• _Exercise instructions_
Quote the entries word for word. Omit the pictures.

(Stored dataset items)
☆ ☆ ☆ ☆

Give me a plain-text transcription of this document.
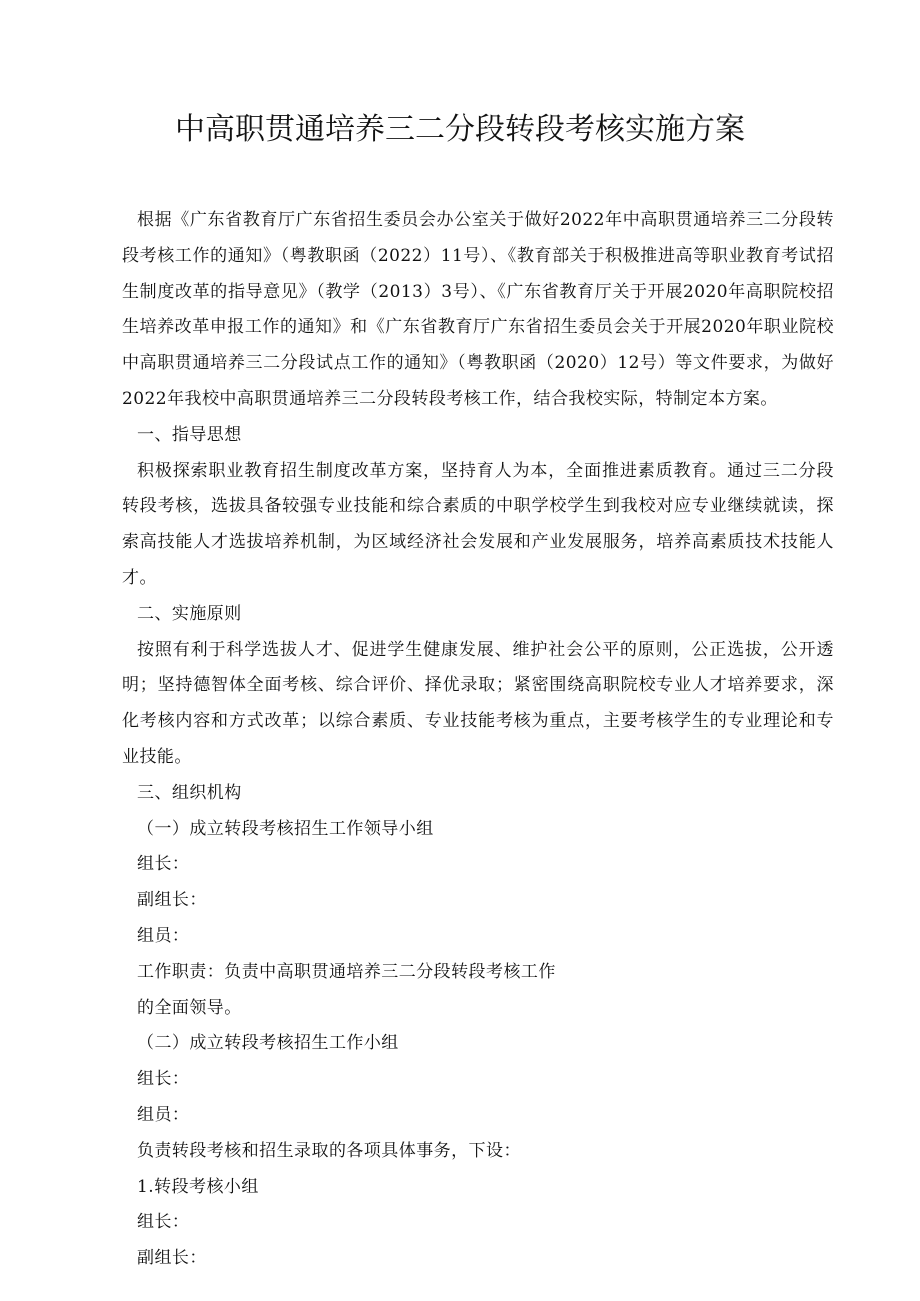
中高职贯通培养三二分段转段考核实施方案

根据《广东省教育厅广东省招生委员会办公室关于做好2022年中高职贯通培养三二分段转段考核工作的通知》（粤教职函（2022）11号）、《教育部关于积极推进高等职业教育考试招生制度改革的指导意见》（教学（2013）3号）、《广东省教育厅关于开展2020年高职院校招生培养改革申报工作的通知》和《广东省教育厅广东省招生委员会关于开展2020年职业院校中高职贯通培养三二分段试点工作的通知》（粤教职函（2020）12号）等文件要求，为做好2022年我校中高职贯通培养三二分段转段考核工作，结合我校实际，特制定本方案。

一、指导思想

积极探索职业教育招生制度改革方案，坚持育人为本，全面推进素质教育。通过三二分段转段考核，选拔具备较强专业技能和综合素质的中职学校学生到我校对应专业继续就读，探索高技能人才选拔培养机制，为区域经济社会发展和产业发展服务，培养高素质技术技能人才。

二、实施原则

按照有利于科学选拔人才、促进学生健康发展、维护社会公平的原则，公正选拔，公开透明；坚持德智体全面考核、综合评价、择优录取；紧密围绕高职院校专业人才培养要求，深化考核内容和方式改革；以综合素质、专业技能考核为重点，主要考核学生的专业理论和专业技能。

三、组织机构

（一）成立转段考核招生工作领导小组

组长：

副组长：

组员：

工作职责：负责中高职贯通培养三二分段转段考核工作

的全面领导。

（二）成立转段考核招生工作小组

组长：

组员：

负责转段考核和招生录取的各项具体事务，下设：

1.转段考核小组

组长：

副组长：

☆ ☆ ☆ ☆

• _Answer to this problem_
Give me a plain-text transcription of this document.
中高职贯通培养三二分段转段考核实施方案

根据《广东省教育厅广东省招生委员会办公室关于做好2022年中高职贯通培养三二分段转段考核工作的通知》（粤教职函（2022）11号）、《教育部关于积极推进高等职业教育考试招生制度改革的指导意见》（教学（2013）3号）、《广东省教育厅关于开展2020年高职院校招生培养改革申报工作的通知》和《广东省教育厅广东省招生委员会关于开展2020年职业院校中高职贯通培养三二分段试点工作的通知》（粤教职函（2020）12号）等文件要求，为做好2022年我校中高职贯通培养三二分段转段考核工作，结合我校实际，特制定本方案。

一、指导思想

积极探索职业教育招生制度改革方案，坚持育人为本，全面推进素质教育。通过三二分段转段考核，选拔具备较强专业技能和综合素质的中职学校学生到我校对应专业继续就读，探索高技能人才选拔培养机制，为区域经济社会发展和产业发展服务，培养高素质技术技能人才。

二、实施原则

按照有利于科学选拔人才、促进学生健康发展、维护社会公平的原则，公正选拔，公开透明；坚持德智体全面考核、综合评价、择优录取；紧密围绕高职院校专业人才培养要求，深化考核内容和方式改革；以综合素质、专业技能考核为重点，主要考核学生的专业理论和专业技能。

三、组织机构

（一）成立转段考核招生工作领导小组

组长：

副组长：

组员：

工作职责：负责中高职贯通培养三二分段转段考核工作

的全面领导。

（二）成立转段考核招生工作小组

组长：

组员：

负责转段考核和招生录取的各项具体事务，下设：

1.转段考核小组

组长：

副组长：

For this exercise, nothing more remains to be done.